• Passage shown
────────────────────────────────────────
Condor High-Throughput Computing System

From Wikipedia, the free encyclopedia

Condor
Developed by University of Wisconsin-Madison
Latest release 7.0.2 Stable / June 10, 2008
OS Microsoft Windows, Mac OS X, Linux, AIX, FreeBSD, Solaris, HPUX, OSF, Tru64
Genre High-Throughput Computing
License Apache License 2.0
Website Official website

Condor is a high-throughput computing software framework for coarse-grained distributed parallelization of computationally intensive tasks. [1] It can be used to manage workload on a dedicated cluster of computers, and/or to farm out work to idle desktop computers — so-called cycle scavenging. Condor runs on Linux, Unix, Mac OS X, FreeBSD, and contemporary Windows operating systems. Condor can seamlessly integrate both dedicated resources (rack-mounted clusters) and non-dedicated desktop machines (cycle scavenging) into one computing environment.

Condor is developed by the Condor team at the University of Wisconsin-Madison and is freely available for use. Condor follows an open source philosophy (it's licensed under the Apache License 2.0)[2].

By way of example, the NASA Advanced Supercomputing facility (NAS) Condor pool consists of approximately 350 SGI and Sun workstations purchased and used for software development, visualization, email, document preparation, etc. [3] Each workstation runs a daemon that watches user I/O and CPU load. When a workstation has been idle for two hours, a job from the batch queue is assigned to the workstation and will run until the daemon detects a keystroke, mouse motion, or high non-Condor CPU usage. At that point, the job will be removed from the workstation and placed back on the batch queue.
────────────────────────────────────────
• Entries shown

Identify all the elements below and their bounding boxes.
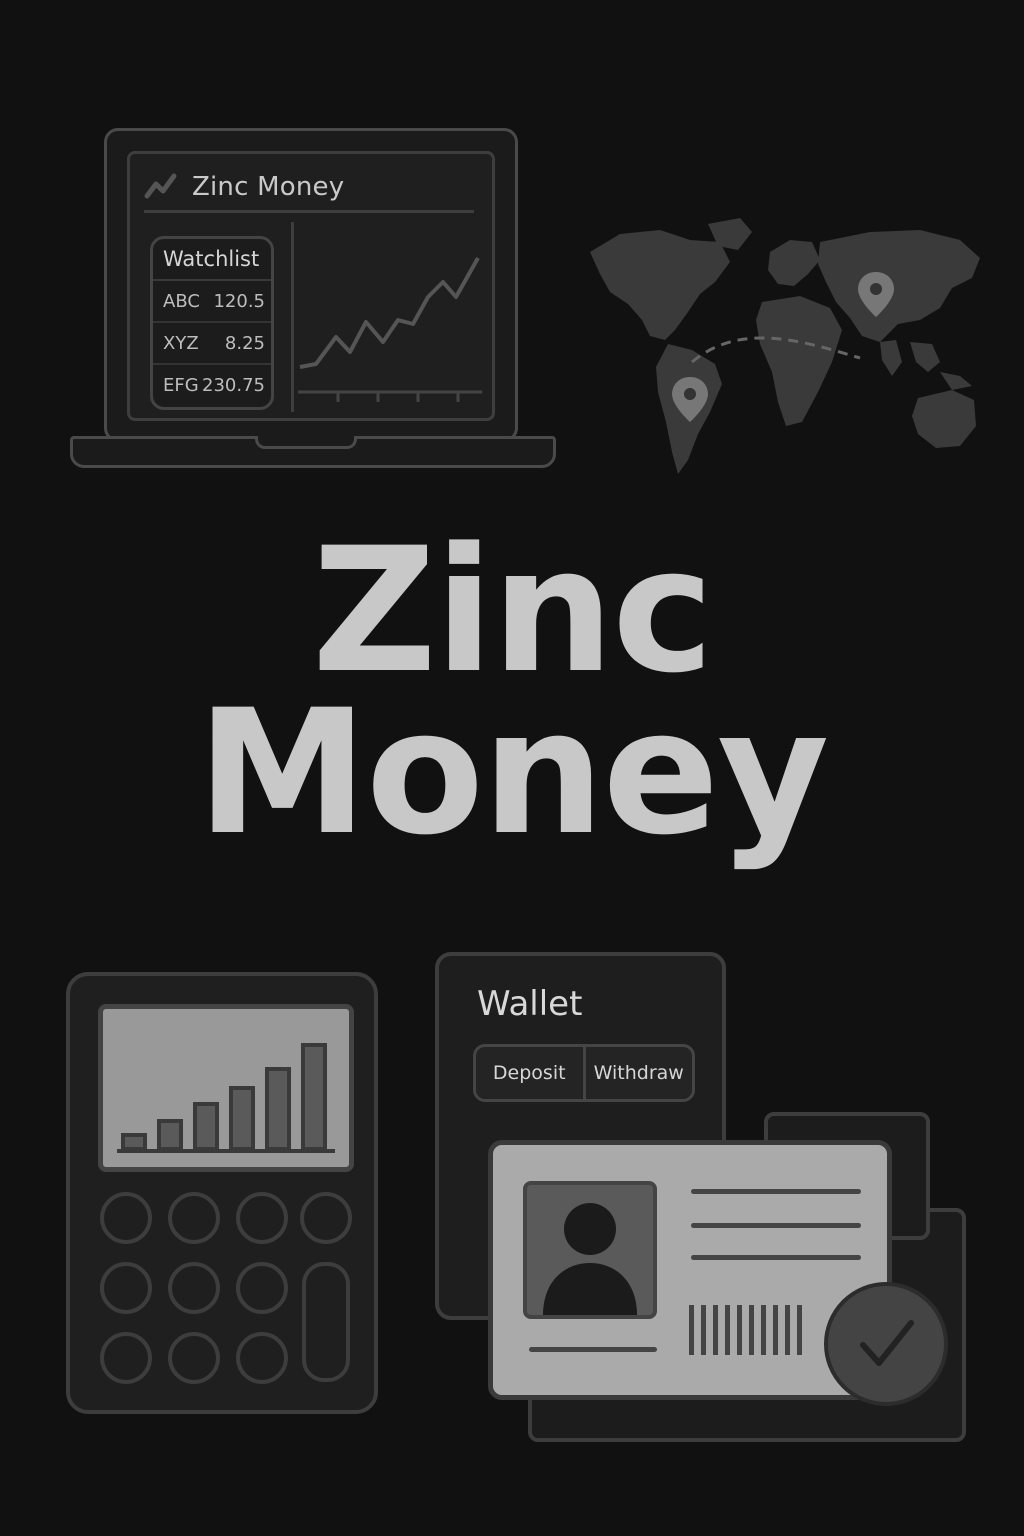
verified-badge [824, 1282, 948, 1406]
watchlist-symbol: XYZ [163, 332, 199, 354]
hero-title-line-1: Zinc [311, 510, 714, 711]
checkmark-icon [860, 1320, 914, 1366]
calculator-key[interactable] [168, 1192, 220, 1244]
watchlist-symbol: ABC [163, 290, 200, 312]
watchlist-title: Watchlist [153, 239, 271, 281]
app-header: Zinc Money [144, 164, 474, 213]
watchlist-row[interactable]: ABC 120.5 [153, 281, 271, 323]
calculator-bar [229, 1086, 255, 1151]
calculator-bar [157, 1119, 183, 1151]
bar-chart-icon [117, 1043, 335, 1153]
laptop-notch [255, 436, 357, 449]
chart-divider [291, 222, 294, 412]
deposit-button[interactable]: Deposit [476, 1047, 583, 1099]
laptop-base [70, 436, 556, 468]
id-text-line [529, 1347, 657, 1352]
calculator-key[interactable] [236, 1262, 288, 1314]
avatar [523, 1181, 657, 1319]
calculator-key[interactable] [100, 1192, 152, 1244]
watchlist-price: 230.75 [202, 374, 265, 396]
calculator-key[interactable] [100, 1332, 152, 1384]
watchlist-symbol: EFG [163, 374, 199, 396]
calculator-bar [301, 1043, 327, 1151]
calculator-keypad [100, 1192, 360, 1392]
id-text-line [691, 1189, 861, 1194]
wallet-actions: Deposit Withdraw [473, 1044, 695, 1102]
watchlist-row[interactable]: XYZ 8.25 [153, 323, 271, 365]
calculator-bar [265, 1067, 291, 1151]
calculator-illustration [66, 972, 378, 1414]
laptop-lid: Zinc Money Watchlist ABC 120.5 XYZ 8.25 … [104, 128, 518, 442]
hero-title-line-2: Money [196, 672, 830, 873]
calculator-bar [193, 1102, 219, 1151]
calculator-bar [121, 1133, 147, 1151]
watchlist-price: 8.25 [224, 332, 265, 354]
wallet-title: Wallet [477, 984, 583, 1024]
calculator-key[interactable] [168, 1332, 220, 1384]
id-text-line [691, 1223, 861, 1228]
watchlist-price: 120.5 [213, 290, 265, 312]
calculator-key[interactable] [300, 1192, 352, 1244]
id-text-line [691, 1255, 861, 1260]
laptop-illustration: Zinc Money Watchlist ABC 120.5 XYZ 8.25 … [70, 126, 560, 476]
calculator-key[interactable] [100, 1262, 152, 1314]
laptop-screen: Zinc Money Watchlist ABC 120.5 XYZ 8.25 … [127, 151, 495, 421]
calculator-key[interactable] [168, 1262, 220, 1314]
hero-title: Zinc Money [0, 510, 1024, 873]
trend-line-icon [144, 173, 177, 199]
calculator-key[interactable] [236, 1332, 288, 1384]
watchlist-panel: Watchlist ABC 120.5 XYZ 8.25 EFG 230.75 [150, 236, 274, 410]
price-chart-icon [298, 257, 482, 402]
world-map-icon [590, 218, 980, 474]
user-icon [543, 1203, 637, 1315]
calculator-screen [98, 1004, 354, 1172]
app-title: Zinc Money [192, 172, 345, 202]
calculator-key[interactable] [236, 1192, 288, 1244]
watchlist-row[interactable]: EFG 230.75 [153, 365, 271, 405]
barcode-icon [689, 1305, 802, 1355]
withdraw-button[interactable]: Withdraw [582, 1047, 693, 1099]
calculator-key-tall[interactable] [302, 1262, 350, 1382]
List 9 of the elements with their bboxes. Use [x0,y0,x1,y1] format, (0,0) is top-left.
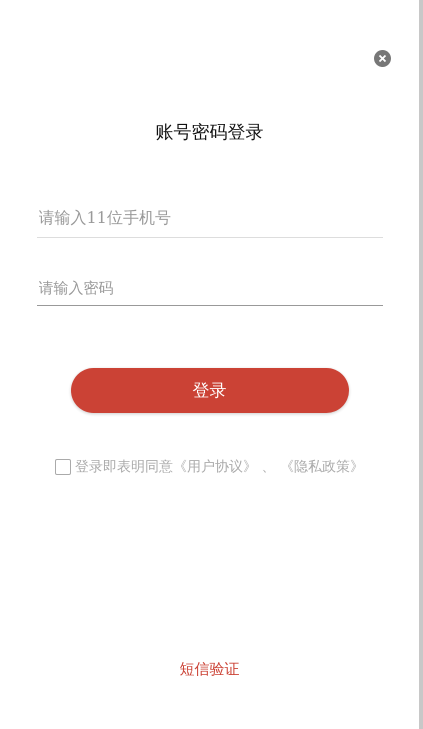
page-title: 账号密码登录 [156,121,264,144]
close-icon [374,50,391,67]
sms-verification-link[interactable]: 短信验证 [180,660,240,679]
phone-input-field[interactable]: 请输入11位手机号 [36,198,382,238]
password-input-field[interactable]: 请输入密码 [36,270,382,306]
login-button[interactable]: 登录 [70,368,348,413]
agreement-text: 登录即表明同意《用户协议》 、 《隐私政策》 [75,458,364,476]
close-button[interactable] [374,50,391,67]
agreement-checkbox[interactable] [55,459,72,475]
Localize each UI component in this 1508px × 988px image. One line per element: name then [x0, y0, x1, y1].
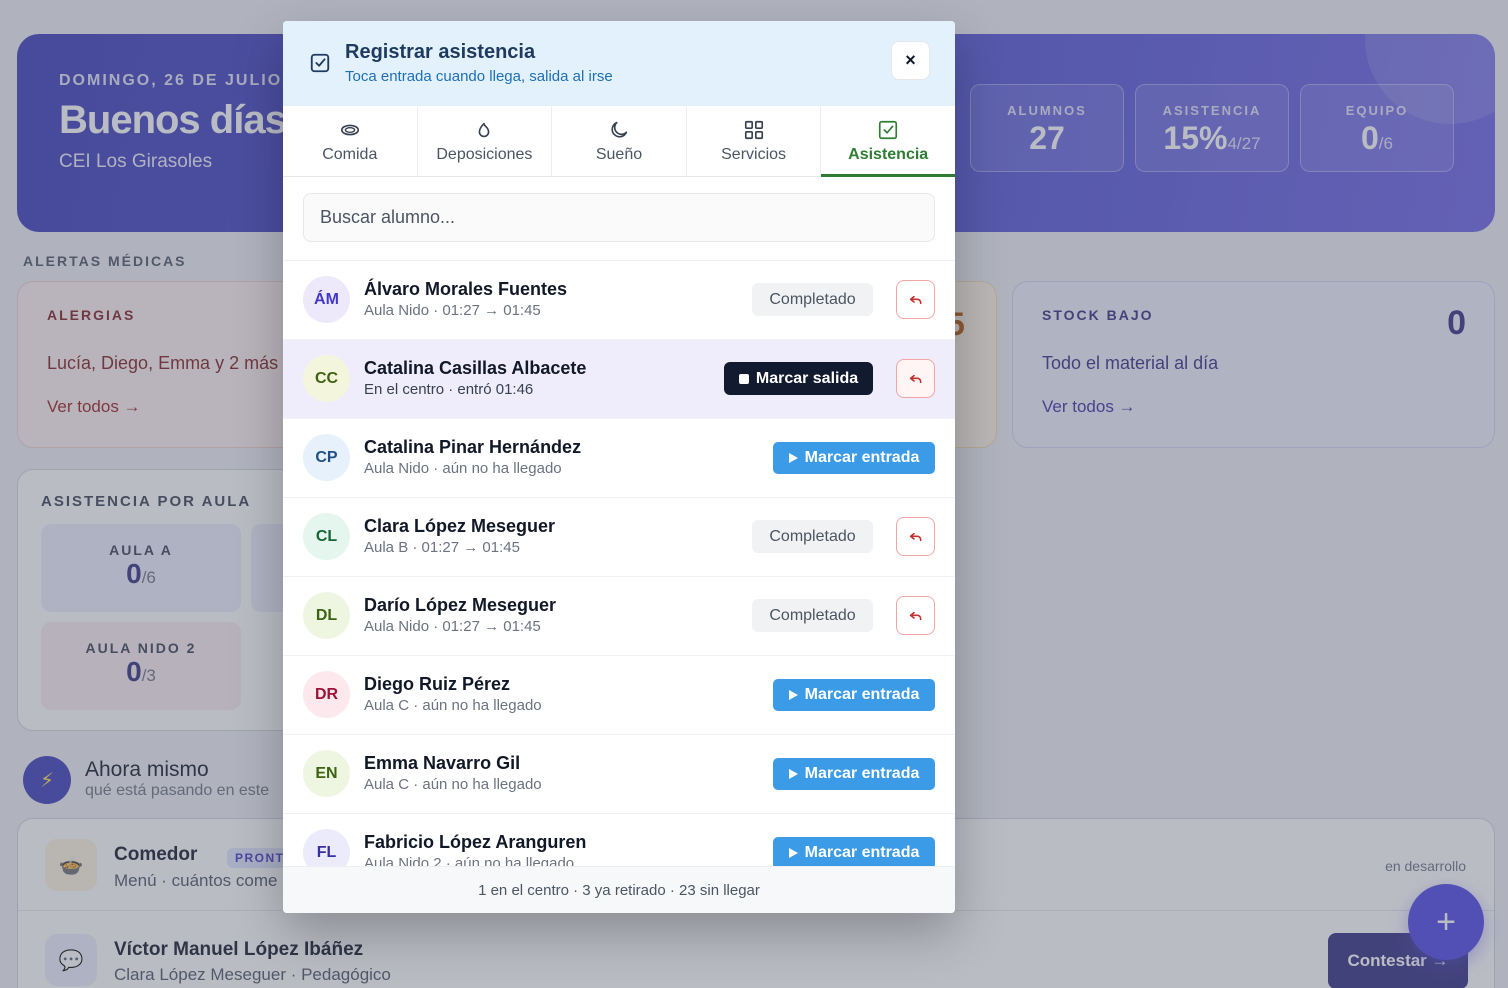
student-list[interactable]: ÁM Álvaro Morales Fuentes Aula Nido · 01…	[283, 260, 955, 866]
close-icon: ×	[905, 50, 916, 70]
undo-icon	[909, 295, 921, 304]
student-row: CL Clara López Meseguer Aula B · 01:27 →…	[283, 498, 955, 577]
avatar: DL	[303, 592, 350, 639]
student-name: Diego Ruiz Pérez	[364, 674, 511, 694]
attendance-summary: 1 en el centro · 3 ya retirado · 23 sin …	[283, 866, 955, 913]
undo-button[interactable]	[896, 596, 935, 635]
student-name: Emma Navarro Gil	[364, 753, 521, 773]
student-row: EN Emma Navarro Gil Aula C · aún no ha l…	[283, 735, 955, 814]
mark-entry-button[interactable]: Marcar entrada	[773, 758, 935, 790]
modal-title: Registrar asistencia	[345, 41, 536, 63]
student-name: Darío López Meseguer	[364, 595, 557, 615]
attendance-modal: Registrar asistencia Toca entrada cuando…	[283, 21, 955, 913]
mark-entry-button[interactable]: Marcar entrada	[773, 679, 935, 711]
student-status: Aula C · aún no ha llegado	[364, 776, 542, 793]
check-square-icon	[879, 120, 898, 140]
check-square-icon	[310, 53, 330, 73]
student-status: Aula B · 01:27 → 01:45	[364, 539, 520, 556]
play-icon	[788, 690, 798, 700]
undo-button[interactable]	[896, 280, 935, 319]
avatar: EN	[303, 750, 350, 797]
student-row: DR Diego Ruiz Pérez Aula C · aún no ha l…	[283, 656, 955, 735]
student-row: DL Darío López Meseguer Aula Nido · 01:2…	[283, 577, 955, 656]
tab-sueno[interactable]: Sueño	[552, 106, 687, 176]
modal-subtitle: Toca entrada cuando llega, salida al irs…	[345, 68, 613, 85]
close-button[interactable]: ×	[891, 41, 930, 80]
completed-badge: Completado	[752, 283, 873, 316]
moon-icon	[611, 121, 628, 138]
mark-entry-button[interactable]: Marcar entrada	[773, 442, 935, 474]
tab-label: Comida	[322, 146, 378, 163]
undo-icon	[909, 611, 921, 620]
avatar: CC	[303, 355, 350, 402]
play-icon	[788, 453, 798, 463]
undo-icon	[909, 374, 921, 383]
avatar: FL	[303, 829, 350, 866]
tab-asistencia[interactable]: Asistencia	[821, 106, 955, 177]
avatar: CL	[303, 513, 350, 560]
student-status: En el centro · entró 01:46	[364, 381, 534, 398]
student-name: Clara López Meseguer	[364, 516, 556, 536]
tab-comida[interactable]: Comida	[283, 106, 418, 176]
modal-header: Registrar asistencia Toca entrada cuando…	[283, 21, 955, 106]
grid-icon	[744, 120, 763, 140]
student-search-input[interactable]	[303, 193, 935, 242]
completed-badge: Completado	[752, 520, 873, 553]
student-status: Aula C · aún no ha llegado	[364, 697, 542, 714]
tab-servicios[interactable]: Servicios	[687, 106, 822, 176]
undo-icon	[909, 532, 921, 541]
tab-label: Asistencia	[848, 146, 929, 163]
tab-label: Sueño	[595, 146, 643, 163]
avatar: ÁM	[303, 276, 350, 323]
student-status: Aula Nido · 01:27 → 01:45	[364, 618, 541, 635]
student-name: Fabricio López Aranguren	[364, 832, 587, 852]
student-name: Catalina Casillas Albacete	[364, 358, 587, 378]
mark-exit-button[interactable]: Marcar salida	[724, 362, 873, 395]
student-status: Aula Nido · aún no ha llegado	[364, 460, 562, 477]
stop-icon	[738, 373, 749, 384]
undo-button[interactable]	[896, 359, 935, 398]
food-icon	[340, 124, 359, 136]
avatar: DR	[303, 671, 350, 718]
tab-deposiciones[interactable]: Deposiciones	[418, 106, 553, 176]
play-icon	[788, 769, 798, 779]
student-status: Aula Nido · 01:27 → 01:45	[364, 302, 541, 319]
student-row: CP Catalina Pinar Hernández Aula Nido · …	[283, 419, 955, 498]
diaper-icon	[478, 122, 490, 138]
student-name: Catalina Pinar Hernández	[364, 437, 582, 457]
tab-label: Servicios	[721, 146, 787, 163]
student-name: Álvaro Morales Fuentes	[364, 279, 568, 299]
mark-entry-button[interactable]: Marcar entrada	[773, 837, 935, 866]
student-row: FL Fabricio López Aranguren Aula Nido 2 …	[283, 814, 955, 866]
student-row: ÁM Álvaro Morales Fuentes Aula Nido · 01…	[283, 261, 955, 340]
modal-tabs: Comida Deposiciones Sueño Servicios Asis…	[283, 106, 955, 177]
student-row: CC Catalina Casillas Albacete En el cent…	[283, 340, 955, 419]
play-icon	[788, 848, 798, 858]
tab-label: Deposiciones	[436, 146, 533, 163]
completed-badge: Completado	[752, 599, 873, 632]
avatar: CP	[303, 434, 350, 481]
undo-button[interactable]	[896, 517, 935, 556]
student-status: Aula Nido 2 · aún no ha llegado	[364, 855, 575, 866]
────────────────────────────────────────
• What is being asked
Print the Condor article in full, word for word. The listing has no connection to the Condor article.

• Response to the exercise
Condor High-Throughput Computing System

From Wikipedia, the free encyclopedia

Condor
Developed by University of Wisconsin-Madison
Latest release 7.0.2 Stable / June 10, 2008
OS Microsoft Windows, Mac OS X, Linux, AIX, FreeBSD, Solaris, HPUX, OSF, Tru64
Genre High-Throughput Computing
License Apache License 2.0
Website Official website

Condor is a high-throughput computing software framework for coarse-grained distributed parallelization of computationally intensive tasks. [1] It can be used to manage workload on a dedicated cluster of computers, and/or to farm out work to idle desktop computers — so-called cycle scavenging. Condor runs on Linux, Unix, Mac OS X, FreeBSD, and contemporary Windows operating systems. Condor can seamlessly integrate both dedicated resources (rack-mounted clusters) and non-dedicated desktop machines (cycle scavenging) into one computing environment.

Condor is developed by the Condor team at the University of Wisconsin-Madison and is freely available for use. Condor follows an open source philosophy (it's licensed under the Apache License 2.0)[2].

By way of example, the NASA Advanced Supercomputing facility (NAS) Condor pool consists of approximately 350 SGI and Sun workstations purchased and used for software development, visualization, email, document preparation, etc. [3] Each workstation runs a daemon that watches user I/O and CPU load. When a workstation has been idle for two hours, a job from the batch queue is assigned to the workstation and will run until the daemon detects a keystroke, mouse motion, or high non-Condor CPU usage. At that point, the job will be removed from the workstation and placed back on the batch queue.